> [Problem to work on]
Word for word, restate every line of the listing that follows.

> [Recorded data]
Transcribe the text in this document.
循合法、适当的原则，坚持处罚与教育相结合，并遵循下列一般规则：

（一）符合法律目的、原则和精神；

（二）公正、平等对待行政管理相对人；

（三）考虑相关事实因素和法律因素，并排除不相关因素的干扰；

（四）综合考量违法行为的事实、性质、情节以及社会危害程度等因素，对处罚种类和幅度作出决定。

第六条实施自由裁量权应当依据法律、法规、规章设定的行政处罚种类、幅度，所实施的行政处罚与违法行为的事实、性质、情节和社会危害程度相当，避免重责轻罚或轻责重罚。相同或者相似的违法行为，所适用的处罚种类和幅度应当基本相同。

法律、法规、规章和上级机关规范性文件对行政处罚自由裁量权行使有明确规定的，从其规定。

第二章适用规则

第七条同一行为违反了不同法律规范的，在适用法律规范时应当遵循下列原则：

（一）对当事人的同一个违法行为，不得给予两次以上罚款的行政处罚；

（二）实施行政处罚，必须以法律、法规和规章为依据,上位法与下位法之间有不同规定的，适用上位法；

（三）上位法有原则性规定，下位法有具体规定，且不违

> [Solution to the problem]
Transcribe the text in this document.
循合法、适当的原则，坚持处罚与教育相结合，并遵循下列一般规则：

（一）符合法律目的、原则和精神；

（二）公正、平等对待行政管理相对人；

（三）考虑相关事实因素和法律因素，并排除不相关因素的干扰；

（四）综合考量违法行为的事实、性质、情节以及社会危害程度等因素，对处罚种类和幅度作出决定。

第六条实施自由裁量权应当依据法律、法规、规章设定的行政处罚种类、幅度，所实施的行政处罚与违法行为的事实、性质、情节和社会危害程度相当，避免重责轻罚或轻责重罚。相同或者相似的违法行为，所适用的处罚种类和幅度应当基本相同。

法律、法规、规章和上级机关规范性文件对行政处罚自由裁量权行使有明确规定的，从其规定。

第二章适用规则

第七条同一行为违反了不同法律规范的，在适用法律规范时应当遵循下列原则：

（一）对当事人的同一个违法行为，不得给予两次以上罚款的行政处罚；

（二）实施行政处罚，必须以法律、法规和规章为依据,上位法与下位法之间有不同规定的，适用上位法；

（三）上位法有原则性规定，下位法有具体规定，且不违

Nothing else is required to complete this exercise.